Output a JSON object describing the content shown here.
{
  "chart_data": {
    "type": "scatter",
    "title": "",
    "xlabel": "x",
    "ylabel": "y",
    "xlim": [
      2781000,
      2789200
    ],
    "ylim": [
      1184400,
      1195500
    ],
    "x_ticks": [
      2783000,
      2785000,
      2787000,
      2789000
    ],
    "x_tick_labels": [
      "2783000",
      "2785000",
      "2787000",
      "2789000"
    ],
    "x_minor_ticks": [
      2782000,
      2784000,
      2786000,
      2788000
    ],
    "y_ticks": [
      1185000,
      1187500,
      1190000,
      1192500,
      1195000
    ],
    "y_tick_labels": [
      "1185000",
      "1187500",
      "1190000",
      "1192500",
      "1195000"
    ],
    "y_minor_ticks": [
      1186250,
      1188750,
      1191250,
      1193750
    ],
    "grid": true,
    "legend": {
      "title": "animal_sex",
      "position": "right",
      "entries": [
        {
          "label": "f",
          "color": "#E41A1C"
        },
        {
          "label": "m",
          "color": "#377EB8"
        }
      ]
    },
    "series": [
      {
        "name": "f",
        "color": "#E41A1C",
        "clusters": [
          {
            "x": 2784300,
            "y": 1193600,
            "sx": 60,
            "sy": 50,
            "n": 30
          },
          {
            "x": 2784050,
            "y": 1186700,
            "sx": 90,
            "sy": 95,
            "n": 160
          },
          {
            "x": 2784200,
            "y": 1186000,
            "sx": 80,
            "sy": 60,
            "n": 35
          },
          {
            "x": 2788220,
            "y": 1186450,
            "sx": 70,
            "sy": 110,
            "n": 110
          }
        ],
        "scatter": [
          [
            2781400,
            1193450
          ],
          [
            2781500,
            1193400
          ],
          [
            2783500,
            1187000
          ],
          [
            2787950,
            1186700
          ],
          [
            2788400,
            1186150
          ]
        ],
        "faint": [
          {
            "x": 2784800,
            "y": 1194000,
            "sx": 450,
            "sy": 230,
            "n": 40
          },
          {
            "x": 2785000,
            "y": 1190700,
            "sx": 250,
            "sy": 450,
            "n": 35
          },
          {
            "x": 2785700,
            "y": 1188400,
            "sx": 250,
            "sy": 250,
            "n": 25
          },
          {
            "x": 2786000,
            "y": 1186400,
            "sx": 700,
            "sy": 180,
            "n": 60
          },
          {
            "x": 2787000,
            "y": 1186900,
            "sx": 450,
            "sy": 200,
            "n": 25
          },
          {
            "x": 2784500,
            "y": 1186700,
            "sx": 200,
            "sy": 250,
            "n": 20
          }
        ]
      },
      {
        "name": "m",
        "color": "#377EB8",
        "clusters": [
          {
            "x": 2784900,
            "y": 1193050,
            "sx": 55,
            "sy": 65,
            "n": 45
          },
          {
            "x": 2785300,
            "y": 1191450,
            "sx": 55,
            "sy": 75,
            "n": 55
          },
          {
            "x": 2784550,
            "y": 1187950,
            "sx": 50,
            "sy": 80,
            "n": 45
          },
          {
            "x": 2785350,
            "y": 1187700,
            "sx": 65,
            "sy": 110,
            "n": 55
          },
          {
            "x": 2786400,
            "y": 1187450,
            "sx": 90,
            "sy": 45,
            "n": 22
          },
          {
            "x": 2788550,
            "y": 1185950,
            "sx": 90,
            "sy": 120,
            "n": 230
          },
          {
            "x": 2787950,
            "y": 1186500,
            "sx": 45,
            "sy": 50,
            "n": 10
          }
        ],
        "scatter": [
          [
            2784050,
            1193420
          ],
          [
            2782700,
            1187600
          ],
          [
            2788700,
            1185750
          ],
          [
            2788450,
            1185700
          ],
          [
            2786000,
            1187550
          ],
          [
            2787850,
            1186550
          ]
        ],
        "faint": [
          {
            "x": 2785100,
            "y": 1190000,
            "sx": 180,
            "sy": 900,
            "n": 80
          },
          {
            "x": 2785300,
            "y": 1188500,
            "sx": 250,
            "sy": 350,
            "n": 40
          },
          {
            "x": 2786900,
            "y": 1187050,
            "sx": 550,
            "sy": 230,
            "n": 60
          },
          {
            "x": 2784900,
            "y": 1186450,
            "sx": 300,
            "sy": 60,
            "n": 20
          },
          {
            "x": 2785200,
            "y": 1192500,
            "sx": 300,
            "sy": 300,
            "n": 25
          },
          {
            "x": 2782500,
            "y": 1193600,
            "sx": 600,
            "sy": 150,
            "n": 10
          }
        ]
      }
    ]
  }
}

-=-=-

** WHAT YOU NEED TO DO **
Reproduce the full listing above, character for character.

** ANSWER IN FULL **
Output a JSON object describing the content shown here.
{
  "chart_data": {
    "type": "scatter",
    "title": "",
    "xlabel": "x",
    "ylabel": "y",
    "xlim": [
      2781000,
      2789200
    ],
    "ylim": [
      1184400,
      1195500
    ],
    "x_ticks": [
      2783000,
      2785000,
      2787000,
      2789000
    ],
    "x_tick_labels": [
      "2783000",
      "2785000",
      "2787000",
      "2789000"
    ],
    "x_minor_ticks": [
      2782000,
      2784000,
      2786000,
      2788000
    ],
    "y_ticks": [
      1185000,
      1187500,
      1190000,
      1192500,
      1195000
    ],
    "y_tick_labels": [
      "1185000",
      "1187500",
      "1190000",
      "1192500",
      "1195000"
    ],
    "y_minor_ticks": [
      1186250,
      1188750,
      1191250,
      1193750
    ],
    "grid": true,
    "legend": {
      "title": "animal_sex",
      "position": "right",
      "entries": [
        {
          "label": "f",
          "color": "#E41A1C"
        },
        {
          "label": "m",
          "color": "#377EB8"
        }
      ]
    },
    "series": [
      {
        "name": "f",
        "color": "#E41A1C",
        "clusters": [
          {
            "x": 2784300,
            "y": 1193600,
            "sx": 60,
            "sy": 50,
            "n": 30
          },
          {
            "x": 2784050,
            "y": 1186700,
            "sx": 90,
            "sy": 95,
            "n": 160
          },
          {
            "x": 2784200,
            "y": 1186000,
            "sx": 80,
            "sy": 60,
            "n": 35
          },
          {
            "x": 2788220,
            "y": 1186450,
            "sx": 70,
            "sy": 110,
            "n": 110
          }
        ],
        "scatter": [
          [
            2781400,
            1193450
          ],
          [
            2781500,
            1193400
          ],
          [
            2783500,
            1187000
          ],
          [
            2787950,
            1186700
          ],
          [
            2788400,
            1186150
          ]
        ],
        "faint": [
          {
            "x": 2784800,
            "y": 1194000,
            "sx": 450,
            "sy": 230,
            "n": 40
          },
          {
            "x": 2785000,
            "y": 1190700,
            "sx": 250,
            "sy": 450,
            "n": 35
          },
          {
            "x": 2785700,
            "y": 1188400,
            "sx": 250,
            "sy": 250,
            "n": 25
          },
          {
            "x": 2786000,
            "y": 1186400,
            "sx": 700,
            "sy": 180,
            "n": 60
          },
          {
            "x": 2787000,
            "y": 1186900,
            "sx": 450,
            "sy": 200,
            "n": 25
          },
          {
            "x": 2784500,
            "y": 1186700,
            "sx": 200,
            "sy": 250,
            "n": 20
          }
        ]
      },
      {
        "name": "m",
        "color": "#377EB8",
        "clusters": [
          {
            "x": 2784900,
            "y": 1193050,
            "sx": 55,
            "sy": 65,
            "n": 45
          },
          {
            "x": 2785300,
            "y": 1191450,
            "sx": 55,
            "sy": 75,
            "n": 55
          },
          {
            "x": 2784550,
            "y": 1187950,
            "sx": 50,
            "sy": 80,
            "n": 45
          },
          {
            "x": 2785350,
            "y": 1187700,
            "sx": 65,
            "sy": 110,
            "n": 55
          },
          {
            "x": 2786400,
            "y": 1187450,
            "sx": 90,
            "sy": 45,
            "n": 22
          },
          {
            "x": 2788550,
            "y": 1185950,
            "sx": 90,
            "sy": 120,
            "n": 230
          },
          {
            "x": 2787950,
            "y": 1186500,
            "sx": 45,
            "sy": 50,
            "n": 10
          }
        ],
        "scatter": [
          [
            2784050,
            1193420
          ],
          [
            2782700,
            1187600
          ],
          [
            2788700,
            1185750
          ],
          [
            2788450,
            1185700
          ],
          [
            2786000,
            1187550
          ],
          [
            2787850,
            1186550
          ]
        ],
        "faint": [
          {
            "x": 2785100,
            "y": 1190000,
            "sx": 180,
            "sy": 900,
            "n": 80
          },
          {
            "x": 2785300,
            "y": 1188500,
            "sx": 250,
            "sy": 350,
            "n": 40
          },
          {
            "x": 2786900,
            "y": 1187050,
            "sx": 550,
            "sy": 230,
            "n": 60
          },
          {
            "x": 2784900,
            "y": 1186450,
            "sx": 300,
            "sy": 60,
            "n": 20
          },
          {
            "x": 2785200,
            "y": 1192500,
            "sx": 300,
            "sy": 300,
            "n": 25
          },
          {
            "x": 2782500,
            "y": 1193600,
            "sx": 600,
            "sy": 150,
            "n": 10
          }
        ]
      }
    ]
  }
}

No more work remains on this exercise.